Your instructions »
Give every line of the entries below as a Markdown table with two columns, Row and Text, numbering each line in order and leaving out blank lines.
====== Exercise inputs ======
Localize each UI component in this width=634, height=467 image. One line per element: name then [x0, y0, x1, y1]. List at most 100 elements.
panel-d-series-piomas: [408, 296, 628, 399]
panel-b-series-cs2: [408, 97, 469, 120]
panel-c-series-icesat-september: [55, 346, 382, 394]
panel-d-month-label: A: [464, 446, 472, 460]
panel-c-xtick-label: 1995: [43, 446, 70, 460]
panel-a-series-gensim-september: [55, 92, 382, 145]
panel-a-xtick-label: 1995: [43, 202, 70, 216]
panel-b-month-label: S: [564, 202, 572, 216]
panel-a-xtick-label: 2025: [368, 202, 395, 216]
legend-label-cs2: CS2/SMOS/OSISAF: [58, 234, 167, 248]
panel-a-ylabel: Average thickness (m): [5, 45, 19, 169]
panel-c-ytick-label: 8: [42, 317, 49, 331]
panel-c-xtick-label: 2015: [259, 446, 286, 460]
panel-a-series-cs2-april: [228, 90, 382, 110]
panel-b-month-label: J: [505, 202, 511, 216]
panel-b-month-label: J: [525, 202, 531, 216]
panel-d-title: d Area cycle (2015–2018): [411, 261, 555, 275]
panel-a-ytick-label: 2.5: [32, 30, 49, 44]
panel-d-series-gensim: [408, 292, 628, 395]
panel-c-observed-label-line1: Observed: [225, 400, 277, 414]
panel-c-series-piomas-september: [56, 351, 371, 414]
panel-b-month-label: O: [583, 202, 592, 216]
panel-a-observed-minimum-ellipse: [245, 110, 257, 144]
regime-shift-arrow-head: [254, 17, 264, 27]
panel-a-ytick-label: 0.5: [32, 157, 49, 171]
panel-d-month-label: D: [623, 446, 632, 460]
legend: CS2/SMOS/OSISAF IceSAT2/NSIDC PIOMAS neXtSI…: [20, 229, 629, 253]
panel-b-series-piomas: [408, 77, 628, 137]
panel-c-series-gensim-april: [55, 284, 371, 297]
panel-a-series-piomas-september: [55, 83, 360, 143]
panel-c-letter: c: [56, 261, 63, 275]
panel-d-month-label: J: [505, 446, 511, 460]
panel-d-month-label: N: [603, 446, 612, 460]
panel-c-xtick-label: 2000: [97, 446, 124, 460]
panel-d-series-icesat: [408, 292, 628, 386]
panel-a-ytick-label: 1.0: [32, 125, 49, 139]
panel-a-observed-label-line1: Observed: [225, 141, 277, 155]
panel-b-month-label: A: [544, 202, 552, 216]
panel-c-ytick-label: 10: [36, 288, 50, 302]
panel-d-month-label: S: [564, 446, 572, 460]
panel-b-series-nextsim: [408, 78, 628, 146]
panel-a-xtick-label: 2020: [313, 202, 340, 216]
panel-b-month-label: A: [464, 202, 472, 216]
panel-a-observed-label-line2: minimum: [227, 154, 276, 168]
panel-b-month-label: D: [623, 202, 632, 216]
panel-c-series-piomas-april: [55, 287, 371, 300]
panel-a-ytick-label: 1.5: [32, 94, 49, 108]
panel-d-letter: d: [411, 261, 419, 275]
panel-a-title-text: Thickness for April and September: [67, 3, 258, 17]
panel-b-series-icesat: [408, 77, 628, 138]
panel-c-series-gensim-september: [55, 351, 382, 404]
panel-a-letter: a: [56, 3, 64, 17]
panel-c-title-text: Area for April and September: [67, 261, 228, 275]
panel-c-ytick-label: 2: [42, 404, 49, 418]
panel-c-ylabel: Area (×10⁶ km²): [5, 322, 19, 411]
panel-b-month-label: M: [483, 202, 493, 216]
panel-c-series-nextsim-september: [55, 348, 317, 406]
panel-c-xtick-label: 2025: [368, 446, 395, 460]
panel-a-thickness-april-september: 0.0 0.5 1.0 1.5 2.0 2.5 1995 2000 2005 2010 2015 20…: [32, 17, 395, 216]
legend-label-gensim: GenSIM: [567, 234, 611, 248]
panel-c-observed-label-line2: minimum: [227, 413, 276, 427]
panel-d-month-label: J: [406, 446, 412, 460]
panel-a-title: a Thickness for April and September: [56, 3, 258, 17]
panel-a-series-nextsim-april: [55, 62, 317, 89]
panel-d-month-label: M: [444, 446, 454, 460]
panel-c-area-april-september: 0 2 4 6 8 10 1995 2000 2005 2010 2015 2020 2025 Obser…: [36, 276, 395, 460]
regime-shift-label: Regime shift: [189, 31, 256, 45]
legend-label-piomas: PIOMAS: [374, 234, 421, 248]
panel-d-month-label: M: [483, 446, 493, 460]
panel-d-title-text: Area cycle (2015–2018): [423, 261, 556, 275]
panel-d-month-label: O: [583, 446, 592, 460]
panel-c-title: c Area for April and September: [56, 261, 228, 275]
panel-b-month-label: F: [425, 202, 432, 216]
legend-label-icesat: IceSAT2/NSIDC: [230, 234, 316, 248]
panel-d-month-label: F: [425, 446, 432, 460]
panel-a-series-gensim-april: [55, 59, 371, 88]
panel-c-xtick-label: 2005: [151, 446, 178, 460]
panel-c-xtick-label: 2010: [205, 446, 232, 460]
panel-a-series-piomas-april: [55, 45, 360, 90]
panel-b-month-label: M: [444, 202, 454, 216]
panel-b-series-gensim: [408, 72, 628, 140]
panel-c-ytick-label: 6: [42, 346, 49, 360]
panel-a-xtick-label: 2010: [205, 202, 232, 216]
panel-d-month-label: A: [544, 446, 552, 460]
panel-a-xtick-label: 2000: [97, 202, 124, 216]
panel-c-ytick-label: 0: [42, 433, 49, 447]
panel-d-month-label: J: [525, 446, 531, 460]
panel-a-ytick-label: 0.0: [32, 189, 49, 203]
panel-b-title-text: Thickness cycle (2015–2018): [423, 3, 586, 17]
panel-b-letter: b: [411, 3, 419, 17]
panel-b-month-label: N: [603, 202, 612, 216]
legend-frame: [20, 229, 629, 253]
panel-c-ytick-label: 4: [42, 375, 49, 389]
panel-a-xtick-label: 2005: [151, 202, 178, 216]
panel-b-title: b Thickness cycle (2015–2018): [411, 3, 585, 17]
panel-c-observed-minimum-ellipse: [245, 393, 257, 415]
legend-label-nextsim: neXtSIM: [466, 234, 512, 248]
======
Reply to the task »
| Row | Text |
|---|---|
| 1 | Localize each UI component in this width=634, height=467 image. One line per element: name then [x0, y0, x1, y1]. List at most 100 elements. |
| 2 | panel-d-series-piomas: [408, 296, 628, 399] |
| 3 | panel-b-series-cs2: [408, 97, 469, 120] |
| 4 | panel-c-series-icesat-september: [55, 346, 382, 394] |
| 5 | panel-d-month-label: A: [464, 446, 472, 460] |
| 6 | panel-c-xtick-label: 1995: [43, 446, 70, 460] |
| 7 | panel-a-series-gensim-september: [55, 92, 382, 145] |
| 8 | panel-a-xtick-label: 1995: [43, 202, 70, 216] |
| 9 | panel-b-month-label: S: [564, 202, 572, 216] |
| 10 | panel-a-xtick-label: 2025: [368, 202, 395, 216] |
| 11 | legend-label-cs2: CS2/SMOS/OSISAF: [58, 234, 167, 248] |
| 12 | panel-a-ylabel: Average thickness (m): [5, 45, 19, 169] |
| 13 | panel-c-ytick-label: 8: [42, 317, 49, 331] |
| 14 | panel-c-xtick-label: 2015: [259, 446, 286, 460] |
| 15 | panel-a-series-cs2-april: [228, 90, 382, 110] |
| 16 | panel-b-month-label: J: [505, 202, 511, 216] |
| 17 | panel-b-month-label: J: [525, 202, 531, 216] |
| 18 | panel-d-title: d Area cycle (2015–2018): [411, 261, 555, 275] |
| 19 | panel-a-ytick-label: 2.5: [32, 30, 49, 44] |
| 20 | panel-d-series-gensim: [408, 292, 628, 395] |
| 21 | panel-c-observed-label-line1: Observed: [225, 400, 277, 414] |
| 22 | panel-c-series-piomas-september: [56, 351, 371, 414] |
| 23 | panel-b-month-label: O: [583, 202, 592, 216] |
| 24 | panel-a-observed-minimum-ellipse: [245, 110, 257, 144] |
| 25 | regime-shift-arrow-head: [254, 17, 264, 27] |
| 26 | panel-a-ytick-label: 0.5: [32, 157, 49, 171] |
| 27 | panel-d-month-label: D: [623, 446, 632, 460] |
| 28 | legend: CS2/SMOS/OSISAF IceSAT2/NSIDC PIOMAS neXtSI…: [20, 229, 629, 253] |
| 29 | panel-b-series-piomas: [408, 77, 628, 137] |
| 30 | panel-c-series-gensim-april: [55, 284, 371, 297] |
| 31 | panel-a-series-piomas-september: [55, 83, 360, 143] |
| 32 | panel-c-letter: c: [56, 261, 63, 275] |
| 33 | panel-d-month-label: J: [505, 446, 511, 460] |
| 34 | panel-d-month-label: N: [603, 446, 612, 460] |
| 35 | panel-c-xtick-label: 2000: [97, 446, 124, 460] |
| 36 | panel-d-series-icesat: [408, 292, 628, 386] |
| 37 | panel-a-ytick-label: 1.0: [32, 125, 49, 139] |
| 38 | panel-a-observed-label-line1: Observed: [225, 141, 277, 155] |
| 39 | panel-b-month-label: A: [544, 202, 552, 216] |
| 40 | panel-c-ytick-label: 10: [36, 288, 50, 302] |
| 41 | panel-d-month-label: S: [564, 446, 572, 460] |
| 42 | panel-b-series-nextsim: [408, 78, 628, 146] |
| 43 | panel-a-xtick-label: 2020: [313, 202, 340, 216] |
| 44 | panel-b-month-label: A: [464, 202, 472, 216] |
| 45 | panel-a-observed-label-line2: minimum: [227, 154, 276, 168] |
| 46 | panel-b-month-label: D: [623, 202, 632, 216] |
| 47 | panel-c-series-piomas-april: [55, 287, 371, 300] |
| 48 | panel-a-ytick-label: 1.5: [32, 94, 49, 108] |
| 49 | panel-d-letter: d: [411, 261, 419, 275] |
| 50 | panel-a-title-text: Thickness for April and September: [67, 3, 258, 17] |
| 51 | panel-b-series-icesat: [408, 77, 628, 138] |
| 52 | panel-c-series-gensim-september: [55, 351, 382, 404] |
| 53 | panel-a-letter: a: [56, 3, 64, 17] |
| 54 | panel-c-title-text: Area for April and September: [67, 261, 228, 275] |
| 55 | panel-c-ytick-label: 2: [42, 404, 49, 418] |
| 56 | panel-c-ylabel: Area (×10⁶ km²): [5, 322, 19, 411] |
| 57 | panel-b-month-label: M: [483, 202, 493, 216] |
| 58 | panel-c-series-nextsim-september: [55, 348, 317, 406] |
| 59 | panel-c-xtick-label: 2025: [368, 446, 395, 460] |
| 60 | panel-a-thickness-april-september: 0.0 0.5 1.0 1.5 2.0 2.5 1995 2000 2005 2010 2015 20…: [32, 17, 395, 216] |
| 61 | legend-label-gensim: GenSIM: [567, 234, 611, 248] |
| 62 | panel-c-observed-label-line2: minimum: [227, 413, 276, 427] |
| 63 | panel-d-month-label: J: [406, 446, 412, 460] |
| 64 | panel-a-title: a Thickness for April and September: [56, 3, 258, 17] |
| 65 | panel-a-series-nextsim-april: [55, 62, 317, 89] |
| 66 | panel-d-month-label: M: [444, 446, 454, 460] |
| 67 | panel-c-area-april-september: 0 2 4 6 8 10 1995 2000 2005 2010 2015 2020 2025 Obser…: [36, 276, 395, 460] |
| 68 | regime-shift-label: Regime shift: [189, 31, 256, 45] |
| 69 | legend-label-piomas: PIOMAS: [374, 234, 421, 248] |
| 70 | panel-d-month-label: M: [483, 446, 493, 460] |
| 71 | panel-d-title-text: Area cycle (2015–2018): [423, 261, 556, 275] |
| 72 | panel-d-month-label: O: [583, 446, 592, 460] |
| 73 | panel-c-title: c Area for April and September: [56, 261, 228, 275] |
| 74 | panel-b-month-label: F: [425, 202, 432, 216] |
| 75 | legend-label-icesat: IceSAT2/NSIDC: [230, 234, 316, 248] |
| 76 | panel-d-month-label: F: [425, 446, 432, 460] |
| 77 | panel-a-series-gensim-april: [55, 59, 371, 88] |
| 78 | panel-c-xtick-label: 2005: [151, 446, 178, 460] |
| 79 | panel-c-xtick-label: 2010: [205, 446, 232, 460] |
| 80 | panel-a-series-piomas-april: [55, 45, 360, 90] |
| 81 | panel-b-month-label: M: [444, 202, 454, 216] |
| 82 | panel-b-series-gensim: [408, 72, 628, 140] |
| 83 | panel-c-ytick-label: 6: [42, 346, 49, 360] |
| 84 | panel-a-xtick-label: 2010: [205, 202, 232, 216] |
| 85 | panel-d-month-label: A: [544, 446, 552, 460] |
| 86 | panel-a-xtick-label: 2000: [97, 202, 124, 216] |
| 87 | panel-c-ytick-label: 0: [42, 433, 49, 447] |
| 88 | panel-d-month-label: J: [525, 446, 531, 460] |
| 89 | panel-a-ytick-label: 0.0: [32, 189, 49, 203] |
| 90 | panel-b-title-text: Thickness cycle (2015–2018): [423, 3, 586, 17] |
| 91 | panel-b-letter: b: [411, 3, 419, 17] |
| 92 | panel-b-month-label: N: [603, 202, 612, 216] |
| 93 | legend-frame: [20, 229, 629, 253] |
| 94 | panel-c-ytick-label: 4: [42, 375, 49, 389] |
| 95 | panel-a-xtick-label: 2005: [151, 202, 178, 216] |
| 96 | panel-b-title: b Thickness cycle (2015–2018): [411, 3, 585, 17] |
| 97 | panel-c-observed-minimum-ellipse: [245, 393, 257, 415] |
| 98 | legend-label-nextsim: neXtSIM: [466, 234, 512, 248] |